┌─ SOURCE RECORDS

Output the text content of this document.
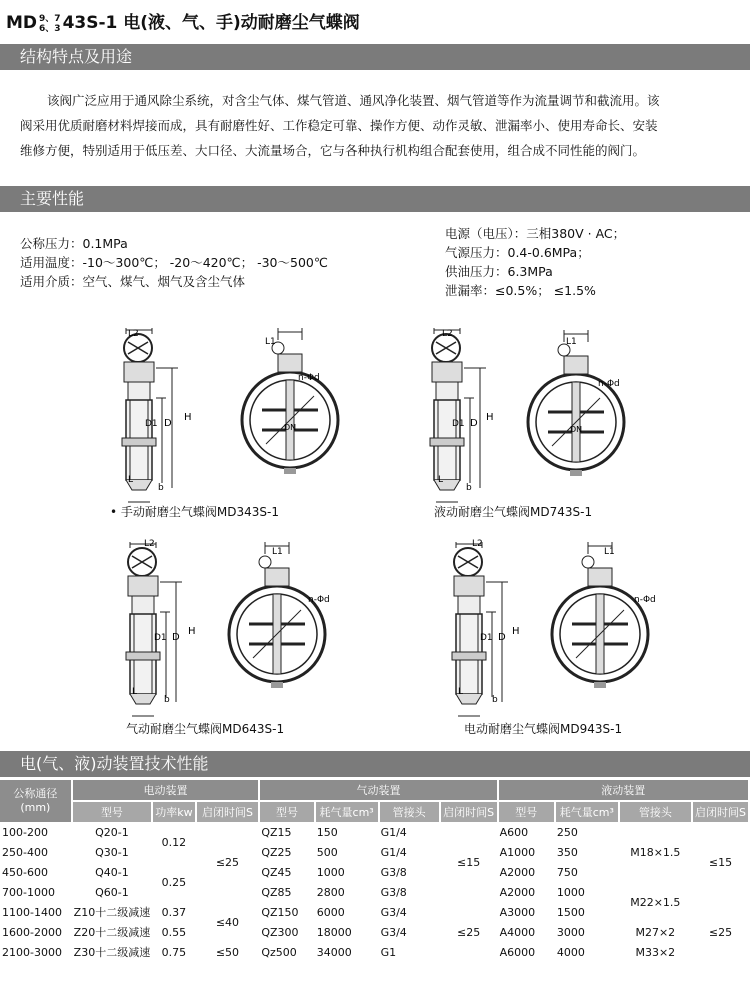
MD 9、7
6、3 43S-1 电(液、气、手)动耐磨尘气蝶阀
结构特点及用途
该阀广泛应用于通风除尘系统，对含尘气体、煤气管道、通风净化装置、烟气管道等作为流量调节和截流用。该
阀采用优质耐磨材料焊接而成，具有耐磨性好、工作稳定可靠、操作方便、动作灵敏、泄漏率小、使用寿命长、安装
维修方便，特别适用于低压差、大口径、大流量场合，它与各种执行机构组合配套使用，组合成不同性能的阀门。
主要性能
公称压力：0.1MPa
适用温度：-10～300℃； -20～420℃； -30～500℃
适用介质：空气、煤气、烟气及含尘气体
电源（电压）：三相380V · AC；
气源压力：0.4-0.6MPa；
供油压力：6.3MPa
泄漏率：≤0.5%； ≤1.5%
L2
L1
H
D1 D
L
b
n-Φd
DN
L2
L1
H
D1 D
L
b
n-Φd
DN
L2
L1
H
D1 D
L
b
n-Φd
L2
L1
H
D1 D
L
b
n-Φd
• 手动耐磨尘气蝶阀MD343S-1	液动耐磨尘气蝶阀MD743S-1
气动耐磨尘气蝶阀MD643S-1	电动耐磨尘气蝶阀MD943S-1
电(气、液)动装置技术性能
公称通径
(mm)	电动装置			气动装置				液动装置			
	型号	功率kw	启闭时间S	型号	耗气量cm³	管接头	启闭时间S	型号	耗气量cm³	管接头	启闭时间S
100-200	Q20-1	0.12	≤25	QZ15	150	G1/4	≤15	A600	250	M18×1.5	≤15
250-400	Q30-1			QZ25	500	G1/4		A1000	350		
450-600	Q40-1	0.25		QZ45	1000	G3/8		A2000	750		
700-1000	Q60-1			QZ85	2800	G3/8		A2000	1000	M22×1.5	
1100-1400	Z10十二级减速	0.37	≤40	QZ150	6000	G3/4	≤25	A3000	1500		≤25
1600-2000	Z20十二级减速	0.55		QZ300	18000	G3/4		A4000	3000	M27×2	
2100-3000	Z30十二级减速	0.75	≤50	Qz500	34000	G1		A6000	4000	M33×2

└─

#### [TASK PROMPT]
Reproduce the full listing faithfully, but do not carry over any pictures.

#### [FINISHED EXERCISE]
Output the text content of this document.
MD 9、7
6、3 43S-1 电(液、气、手)动耐磨尘气蝶阀
结构特点及用途
该阀广泛应用于通风除尘系统，对含尘气体、煤气管道、通风净化装置、烟气管道等作为流量调节和截流用。该
阀采用优质耐磨材料焊接而成，具有耐磨性好、工作稳定可靠、操作方便、动作灵敏、泄漏率小、使用寿命长、安装
维修方便，特别适用于低压差、大口径、大流量场合，它与各种执行机构组合配套使用，组合成不同性能的阀门。
主要性能
公称压力：0.1MPa
适用温度：-10～300℃； -20～420℃； -30～500℃
适用介质：空气、煤气、烟气及含尘气体
电源（电压）：三相380V · AC；
气源压力：0.4-0.6MPa；
供油压力：6.3MPa
泄漏率：≤0.5%； ≤1.5%
L2
L1
H
D1 D
L
b
n-Φd
DN
L2
L1
H
D1 D
L
b
n-Φd
DN
L2
L1
H
D1 D
L
b
n-Φd
L2
L1
H
D1 D
L
b
n-Φd
• 手动耐磨尘气蝶阀MD343S-1	液动耐磨尘气蝶阀MD743S-1
气动耐磨尘气蝶阀MD643S-1	电动耐磨尘气蝶阀MD943S-1
电(气、液)动装置技术性能
公称通径
(mm)	电动装置			气动装置				液动装置			
	型号	功率kw	启闭时间S	型号	耗气量cm³	管接头	启闭时间S	型号	耗气量cm³	管接头	启闭时间S
100-200	Q20-1	0.12	≤25	QZ15	150	G1/4	≤15	A600	250	M18×1.5	≤15
250-400	Q30-1			QZ25	500	G1/4		A1000	350		
450-600	Q40-1	0.25		QZ45	1000	G3/8		A2000	750		
700-1000	Q60-1			QZ85	2800	G3/8		A2000	1000	M22×1.5	
1100-1400	Z10十二级减速	0.37	≤40	QZ150	6000	G3/4	≤25	A3000	1500		≤25
1600-2000	Z20十二级减速	0.55		QZ300	18000	G3/4		A4000	3000	M27×2	
2100-3000	Z30十二级减速	0.75	≤50	Qz500	34000	G1		A6000	4000	M33×2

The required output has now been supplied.